→ SUPPLIED DATA:
----------------
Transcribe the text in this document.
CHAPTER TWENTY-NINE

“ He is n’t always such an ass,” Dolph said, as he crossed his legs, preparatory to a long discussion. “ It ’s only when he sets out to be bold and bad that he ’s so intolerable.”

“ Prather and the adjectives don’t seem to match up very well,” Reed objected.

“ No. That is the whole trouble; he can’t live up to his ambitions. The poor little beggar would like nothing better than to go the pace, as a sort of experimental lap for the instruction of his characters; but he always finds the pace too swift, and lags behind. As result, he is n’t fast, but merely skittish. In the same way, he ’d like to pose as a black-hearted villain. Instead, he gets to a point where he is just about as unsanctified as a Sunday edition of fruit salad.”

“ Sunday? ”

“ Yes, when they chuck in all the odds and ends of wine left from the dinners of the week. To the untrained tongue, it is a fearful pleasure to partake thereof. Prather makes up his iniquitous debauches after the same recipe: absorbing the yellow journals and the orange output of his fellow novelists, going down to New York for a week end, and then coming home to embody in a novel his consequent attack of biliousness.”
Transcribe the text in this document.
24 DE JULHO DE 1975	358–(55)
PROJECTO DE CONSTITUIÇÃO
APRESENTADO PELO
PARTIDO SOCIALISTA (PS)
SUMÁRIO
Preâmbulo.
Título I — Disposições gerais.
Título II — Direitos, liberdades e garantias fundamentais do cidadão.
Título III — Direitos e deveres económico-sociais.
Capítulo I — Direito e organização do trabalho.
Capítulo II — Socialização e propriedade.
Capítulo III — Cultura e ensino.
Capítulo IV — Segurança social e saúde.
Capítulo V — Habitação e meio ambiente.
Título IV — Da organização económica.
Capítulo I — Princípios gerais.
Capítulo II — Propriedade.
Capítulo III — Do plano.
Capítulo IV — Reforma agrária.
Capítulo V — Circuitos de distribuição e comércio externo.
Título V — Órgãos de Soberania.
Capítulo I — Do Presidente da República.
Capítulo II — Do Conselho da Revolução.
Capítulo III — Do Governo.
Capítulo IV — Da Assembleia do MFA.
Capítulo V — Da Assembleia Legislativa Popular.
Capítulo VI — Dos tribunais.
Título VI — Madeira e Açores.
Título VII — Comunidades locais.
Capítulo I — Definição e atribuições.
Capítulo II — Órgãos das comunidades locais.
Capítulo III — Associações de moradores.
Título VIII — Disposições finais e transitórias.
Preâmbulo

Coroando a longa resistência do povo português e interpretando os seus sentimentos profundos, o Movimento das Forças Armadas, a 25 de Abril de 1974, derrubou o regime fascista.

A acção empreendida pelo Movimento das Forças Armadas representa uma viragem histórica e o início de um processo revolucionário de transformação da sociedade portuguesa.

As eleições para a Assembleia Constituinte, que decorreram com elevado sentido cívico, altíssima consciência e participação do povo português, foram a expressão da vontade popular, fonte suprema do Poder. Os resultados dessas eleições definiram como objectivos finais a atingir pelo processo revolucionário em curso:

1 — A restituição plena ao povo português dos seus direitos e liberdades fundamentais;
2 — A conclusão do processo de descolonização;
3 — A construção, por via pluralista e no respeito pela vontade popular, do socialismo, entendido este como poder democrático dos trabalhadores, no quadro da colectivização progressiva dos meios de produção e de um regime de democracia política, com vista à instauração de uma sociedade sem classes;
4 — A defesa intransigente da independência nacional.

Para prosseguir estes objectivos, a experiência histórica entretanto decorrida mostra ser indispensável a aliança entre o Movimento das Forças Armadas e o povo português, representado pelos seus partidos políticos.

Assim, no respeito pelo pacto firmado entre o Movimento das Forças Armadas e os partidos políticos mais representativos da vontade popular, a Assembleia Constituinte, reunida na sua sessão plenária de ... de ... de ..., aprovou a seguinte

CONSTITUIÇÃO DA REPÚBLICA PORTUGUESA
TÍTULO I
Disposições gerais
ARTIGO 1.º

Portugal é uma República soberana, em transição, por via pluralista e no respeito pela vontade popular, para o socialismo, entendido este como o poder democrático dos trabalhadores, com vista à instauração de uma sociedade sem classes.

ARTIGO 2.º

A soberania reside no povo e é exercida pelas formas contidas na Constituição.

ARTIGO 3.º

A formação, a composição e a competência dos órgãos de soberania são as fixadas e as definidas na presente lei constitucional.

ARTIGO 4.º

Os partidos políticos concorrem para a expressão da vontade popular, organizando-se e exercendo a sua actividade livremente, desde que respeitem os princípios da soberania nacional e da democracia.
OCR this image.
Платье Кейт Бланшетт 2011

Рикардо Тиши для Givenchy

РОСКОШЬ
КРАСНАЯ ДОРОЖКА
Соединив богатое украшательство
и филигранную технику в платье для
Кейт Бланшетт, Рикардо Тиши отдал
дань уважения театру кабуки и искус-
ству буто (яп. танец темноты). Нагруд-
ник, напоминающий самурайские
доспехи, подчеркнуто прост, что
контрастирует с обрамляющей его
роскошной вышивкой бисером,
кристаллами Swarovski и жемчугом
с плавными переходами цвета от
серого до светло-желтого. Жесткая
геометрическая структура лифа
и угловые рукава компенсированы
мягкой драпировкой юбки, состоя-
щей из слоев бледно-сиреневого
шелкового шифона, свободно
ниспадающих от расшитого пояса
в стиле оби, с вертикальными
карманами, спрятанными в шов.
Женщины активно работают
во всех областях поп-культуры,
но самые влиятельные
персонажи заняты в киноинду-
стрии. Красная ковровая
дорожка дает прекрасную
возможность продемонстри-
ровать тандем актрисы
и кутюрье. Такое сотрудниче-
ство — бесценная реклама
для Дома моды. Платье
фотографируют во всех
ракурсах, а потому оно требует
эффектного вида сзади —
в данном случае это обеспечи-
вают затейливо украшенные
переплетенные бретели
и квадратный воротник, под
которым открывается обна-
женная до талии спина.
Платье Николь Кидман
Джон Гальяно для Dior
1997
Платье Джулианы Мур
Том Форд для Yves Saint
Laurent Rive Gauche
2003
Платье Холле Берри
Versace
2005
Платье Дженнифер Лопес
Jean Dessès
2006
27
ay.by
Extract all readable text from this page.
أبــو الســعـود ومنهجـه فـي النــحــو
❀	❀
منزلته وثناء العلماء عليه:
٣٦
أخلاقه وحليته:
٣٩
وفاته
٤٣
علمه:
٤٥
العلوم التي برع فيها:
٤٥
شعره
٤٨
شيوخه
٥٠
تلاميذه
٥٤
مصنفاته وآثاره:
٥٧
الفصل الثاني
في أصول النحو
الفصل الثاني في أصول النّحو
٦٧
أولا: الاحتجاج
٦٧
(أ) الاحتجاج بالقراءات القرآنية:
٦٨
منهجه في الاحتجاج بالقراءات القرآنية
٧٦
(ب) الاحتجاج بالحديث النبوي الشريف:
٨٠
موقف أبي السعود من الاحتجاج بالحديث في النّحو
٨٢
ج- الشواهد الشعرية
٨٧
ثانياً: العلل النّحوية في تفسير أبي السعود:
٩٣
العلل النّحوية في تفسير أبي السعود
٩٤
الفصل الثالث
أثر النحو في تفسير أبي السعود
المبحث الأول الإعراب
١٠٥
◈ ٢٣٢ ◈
----------------
→ WORK INSTRUCTIONS: Copy every record exactly as presented.

→ THE SOLUTION:
Transcribe the text in this document.
CHAPTER TWENTY-NINE

“ He is n’t always such an ass,” Dolph said, as he crossed his legs, preparatory to a long discussion. “ It ’s only when he sets out to be bold and bad that he ’s so intolerable.”

“ Prather and the adjectives don’t seem to match up very well,” Reed objected.

“ No. That is the whole trouble; he can’t live up to his ambitions. The poor little beggar would like nothing better than to go the pace, as a sort of experimental lap for the instruction of his characters; but he always finds the pace too swift, and lags behind. As result, he is n’t fast, but merely skittish. In the same way, he ’d like to pose as a black-hearted villain. Instead, he gets to a point where he is just about as unsanctified as a Sunday edition of fruit salad.”

“ Sunday? ”

“ Yes, when they chuck in all the odds and ends of wine left from the dinners of the week. To the untrained tongue, it is a fearful pleasure to partake thereof. Prather makes up his iniquitous debauches after the same recipe: absorbing the yellow journals and the orange output of his fellow novelists, going down to New York for a week end, and then coming home to embody in a novel his consequent attack of biliousness.”
Transcribe the text in this document.
24 DE JULHO DE 1975	358–(55)
PROJECTO DE CONSTITUIÇÃO
APRESENTADO PELO
PARTIDO SOCIALISTA (PS)
SUMÁRIO
Preâmbulo.
Título I — Disposições gerais.
Título II — Direitos, liberdades e garantias fundamentais do cidadão.
Título III — Direitos e deveres económico-sociais.
Capítulo I — Direito e organização do trabalho.
Capítulo II — Socialização e propriedade.
Capítulo III — Cultura e ensino.
Capítulo IV — Segurança social e saúde.
Capítulo V — Habitação e meio ambiente.
Título IV — Da organização económica.
Capítulo I — Princípios gerais.
Capítulo II — Propriedade.
Capítulo III — Do plano.
Capítulo IV — Reforma agrária.
Capítulo V — Circuitos de distribuição e comércio externo.
Título V — Órgãos de Soberania.
Capítulo I — Do Presidente da República.
Capítulo II — Do Conselho da Revolução.
Capítulo III — Do Governo.
Capítulo IV — Da Assembleia do MFA.
Capítulo V — Da Assembleia Legislativa Popular.
Capítulo VI — Dos tribunais.
Título VI — Madeira e Açores.
Título VII — Comunidades locais.
Capítulo I — Definição e atribuições.
Capítulo II — Órgãos das comunidades locais.
Capítulo III — Associações de moradores.
Título VIII — Disposições finais e transitórias.
Preâmbulo

Coroando a longa resistência do povo português e interpretando os seus sentimentos profundos, o Movimento das Forças Armadas, a 25 de Abril de 1974, derrubou o regime fascista.

A acção empreendida pelo Movimento das Forças Armadas representa uma viragem histórica e o início de um processo revolucionário de transformação da sociedade portuguesa.

As eleições para a Assembleia Constituinte, que decorreram com elevado sentido cívico, altíssima consciência e participação do povo português, foram a expressão da vontade popular, fonte suprema do Poder. Os resultados dessas eleições definiram como objectivos finais a atingir pelo processo revolucionário em curso:

1 — A restituição plena ao povo português dos seus direitos e liberdades fundamentais;
2 — A conclusão do processo de descolonização;
3 — A construção, por via pluralista e no respeito pela vontade popular, do socialismo, entendido este como poder democrático dos trabalhadores, no quadro da colectivização progressiva dos meios de produção e de um regime de democracia política, com vista à instauração de uma sociedade sem classes;
4 — A defesa intransigente da independência nacional.

Para prosseguir estes objectivos, a experiência histórica entretanto decorrida mostra ser indispensável a aliança entre o Movimento das Forças Armadas e o povo português, representado pelos seus partidos políticos.

Assim, no respeito pelo pacto firmado entre o Movimento das Forças Armadas e os partidos políticos mais representativos da vontade popular, a Assembleia Constituinte, reunida na sua sessão plenária de ... de ... de ..., aprovou a seguinte

CONSTITUIÇÃO DA REPÚBLICA PORTUGUESA
TÍTULO I
Disposições gerais
ARTIGO 1.º

Portugal é uma República soberana, em transição, por via pluralista e no respeito pela vontade popular, para o socialismo, entendido este como o poder democrático dos trabalhadores, com vista à instauração de uma sociedade sem classes.

ARTIGO 2.º

A soberania reside no povo e é exercida pelas formas contidas na Constituição.

ARTIGO 3.º

A formação, a composição e a competência dos órgãos de soberania são as fixadas e as definidas na presente lei constitucional.

ARTIGO 4.º

Os partidos políticos concorrem para a expressão da vontade popular, organizando-se e exercendo a sua actividade livremente, desde que respeitem os princípios da soberania nacional e da democracia.
OCR this image.
Платье Кейт Бланшетт 2011

Рикардо Тиши для Givenchy

РОСКОШЬ
КРАСНАЯ ДОРОЖКА
Соединив богатое украшательство
и филигранную технику в платье для
Кейт Бланшетт, Рикардо Тиши отдал
дань уважения театру кабуки и искус-
ству буто (яп. танец темноты). Нагруд-
ник, напоминающий самурайские
доспехи, подчеркнуто прост, что
контрастирует с обрамляющей его
роскошной вышивкой бисером,
кристаллами Swarovski и жемчугом
с плавными переходами цвета от
серого до светло-желтого. Жесткая
геометрическая структура лифа
и угловые рукава компенсированы
мягкой драпировкой юбки, состоя-
щей из слоев бледно-сиреневого
шелкового шифона, свободно
ниспадающих от расшитого пояса
в стиле оби, с вертикальными
карманами, спрятанными в шов.
Женщины активно работают
во всех областях поп-культуры,
но самые влиятельные
персонажи заняты в киноинду-
стрии. Красная ковровая
дорожка дает прекрасную
возможность продемонстри-
ровать тандем актрисы
и кутюрье. Такое сотрудниче-
ство — бесценная реклама
для Дома моды. Платье
фотографируют во всех
ракурсах, а потому оно требует
эффектного вида сзади —
в данном случае это обеспечи-
вают затейливо украшенные
переплетенные бретели
и квадратный воротник, под
которым открывается обна-
женная до талии спина.
Платье Николь Кидман
Джон Гальяно для Dior
1997
Платье Джулианы Мур
Том Форд для Yves Saint
Laurent Rive Gauche
2003
Платье Холле Берри
Versace
2005
Платье Дженнифер Лопес
Jean Dessès
2006
27
ay.by
Extract all readable text from this page.
أبــو الســعـود ومنهجـه فـي النــحــو
❀	❀
منزلته وثناء العلماء عليه:
٣٦
أخلاقه وحليته:
٣٩
وفاته
٤٣
علمه:
٤٥
العلوم التي برع فيها:
٤٥
شعره
٤٨
شيوخه
٥٠
تلاميذه
٥٤
مصنفاته وآثاره:
٥٧
الفصل الثاني
في أصول النحو
الفصل الثاني في أصول النّحو
٦٧
أولا: الاحتجاج
٦٧
(أ) الاحتجاج بالقراءات القرآنية:
٦٨
منهجه في الاحتجاج بالقراءات القرآنية
٧٦
(ب) الاحتجاج بالحديث النبوي الشريف:
٨٠
موقف أبي السعود من الاحتجاج بالحديث في النّحو
٨٢
ج- الشواهد الشعرية
٨٧
ثانياً: العلل النّحوية في تفسير أبي السعود:
٩٣
العلل النّحوية في تفسير أبي السعود
٩٤
الفصل الثالث
أثر النحو في تفسير أبي السعود
المبحث الأول الإعراب
١٠٥
◈ ٢٣٢ ◈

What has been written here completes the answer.